[Directions] Please print the full listing exactly.

____________________

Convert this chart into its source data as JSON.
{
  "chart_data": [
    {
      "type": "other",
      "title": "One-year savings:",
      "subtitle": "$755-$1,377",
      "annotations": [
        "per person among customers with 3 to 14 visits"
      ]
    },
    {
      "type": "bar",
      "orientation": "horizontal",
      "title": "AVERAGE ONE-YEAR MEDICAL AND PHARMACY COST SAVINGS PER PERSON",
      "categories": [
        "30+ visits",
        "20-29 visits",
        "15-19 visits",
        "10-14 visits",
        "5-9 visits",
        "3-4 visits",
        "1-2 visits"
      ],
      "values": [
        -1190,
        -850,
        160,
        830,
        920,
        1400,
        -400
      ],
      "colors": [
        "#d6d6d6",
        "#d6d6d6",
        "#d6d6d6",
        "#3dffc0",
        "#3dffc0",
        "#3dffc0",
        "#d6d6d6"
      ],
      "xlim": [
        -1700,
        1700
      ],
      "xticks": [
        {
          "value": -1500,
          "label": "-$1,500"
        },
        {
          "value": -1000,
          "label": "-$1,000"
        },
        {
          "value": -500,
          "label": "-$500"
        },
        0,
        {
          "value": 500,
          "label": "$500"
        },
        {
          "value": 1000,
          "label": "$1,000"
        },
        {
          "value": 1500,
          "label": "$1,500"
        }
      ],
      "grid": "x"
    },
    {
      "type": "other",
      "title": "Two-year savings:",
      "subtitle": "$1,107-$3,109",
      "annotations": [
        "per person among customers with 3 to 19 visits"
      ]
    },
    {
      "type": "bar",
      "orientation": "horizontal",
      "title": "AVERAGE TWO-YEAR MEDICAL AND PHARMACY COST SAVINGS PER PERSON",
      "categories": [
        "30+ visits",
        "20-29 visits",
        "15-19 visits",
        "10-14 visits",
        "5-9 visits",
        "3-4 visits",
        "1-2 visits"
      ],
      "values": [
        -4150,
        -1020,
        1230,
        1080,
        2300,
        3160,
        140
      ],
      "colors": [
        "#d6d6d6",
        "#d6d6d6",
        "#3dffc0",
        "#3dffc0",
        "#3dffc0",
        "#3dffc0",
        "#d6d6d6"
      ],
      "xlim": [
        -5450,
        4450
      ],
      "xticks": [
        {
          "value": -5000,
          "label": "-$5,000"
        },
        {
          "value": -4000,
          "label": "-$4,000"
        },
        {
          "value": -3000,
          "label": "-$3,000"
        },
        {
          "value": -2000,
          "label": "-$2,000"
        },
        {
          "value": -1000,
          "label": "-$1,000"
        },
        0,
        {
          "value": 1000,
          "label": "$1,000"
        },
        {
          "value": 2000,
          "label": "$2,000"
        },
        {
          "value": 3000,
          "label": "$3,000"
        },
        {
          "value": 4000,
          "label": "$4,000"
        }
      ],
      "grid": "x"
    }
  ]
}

____________________

[Solution for this exercise]
Convert this chart into its source data as JSON.
{
  "chart_data": [
    {
      "type": "other",
      "title": "One-year savings:",
      "subtitle": "$755-$1,377",
      "annotations": [
        "per person among customers with 3 to 14 visits"
      ]
    },
    {
      "type": "bar",
      "orientation": "horizontal",
      "title": "AVERAGE ONE-YEAR MEDICAL AND PHARMACY COST SAVINGS PER PERSON",
      "categories": [
        "30+ visits",
        "20-29 visits",
        "15-19 visits",
        "10-14 visits",
        "5-9 visits",
        "3-4 visits",
        "1-2 visits"
      ],
      "values": [
        -1190,
        -850,
        160,
        830,
        920,
        1400,
        -400
      ],
      "colors": [
        "#d6d6d6",
        "#d6d6d6",
        "#d6d6d6",
        "#3dffc0",
        "#3dffc0",
        "#3dffc0",
        "#d6d6d6"
      ],
      "xlim": [
        -1700,
        1700
      ],
      "xticks": [
        {
          "value": -1500,
          "label": "-$1,500"
        },
        {
          "value": -1000,
          "label": "-$1,000"
        },
        {
          "value": -500,
          "label": "-$500"
        },
        0,
        {
          "value": 500,
          "label": "$500"
        },
        {
          "value": 1000,
          "label": "$1,000"
        },
        {
          "value": 1500,
          "label": "$1,500"
        }
      ],
      "grid": "x"
    },
    {
      "type": "other",
      "title": "Two-year savings:",
      "subtitle": "$1,107-$3,109",
      "annotations": [
        "per person among customers with 3 to 19 visits"
      ]
    },
    {
      "type": "bar",
      "orientation": "horizontal",
      "title": "AVERAGE TWO-YEAR MEDICAL AND PHARMACY COST SAVINGS PER PERSON",
      "categories": [
        "30+ visits",
        "20-29 visits",
        "15-19 visits",
        "10-14 visits",
        "5-9 visits",
        "3-4 visits",
        "1-2 visits"
      ],
      "values": [
        -4150,
        -1020,
        1230,
        1080,
        2300,
        3160,
        140
      ],
      "colors": [
        "#d6d6d6",
        "#d6d6d6",
        "#3dffc0",
        "#3dffc0",
        "#3dffc0",
        "#3dffc0",
        "#d6d6d6"
      ],
      "xlim": [
        -5450,
        4450
      ],
      "xticks": [
        {
          "value": -5000,
          "label": "-$5,000"
        },
        {
          "value": -4000,
          "label": "-$4,000"
        },
        {
          "value": -3000,
          "label": "-$3,000"
        },
        {
          "value": -2000,
          "label": "-$2,000"
        },
        {
          "value": -1000,
          "label": "-$1,000"
        },
        0,
        {
          "value": 1000,
          "label": "$1,000"
        },
        {
          "value": 2000,
          "label": "$2,000"
        },
        {
          "value": 3000,
          "label": "$3,000"
        },
        {
          "value": 4000,
          "label": "$4,000"
        }
      ],
      "grid": "x"
    }
  ]
}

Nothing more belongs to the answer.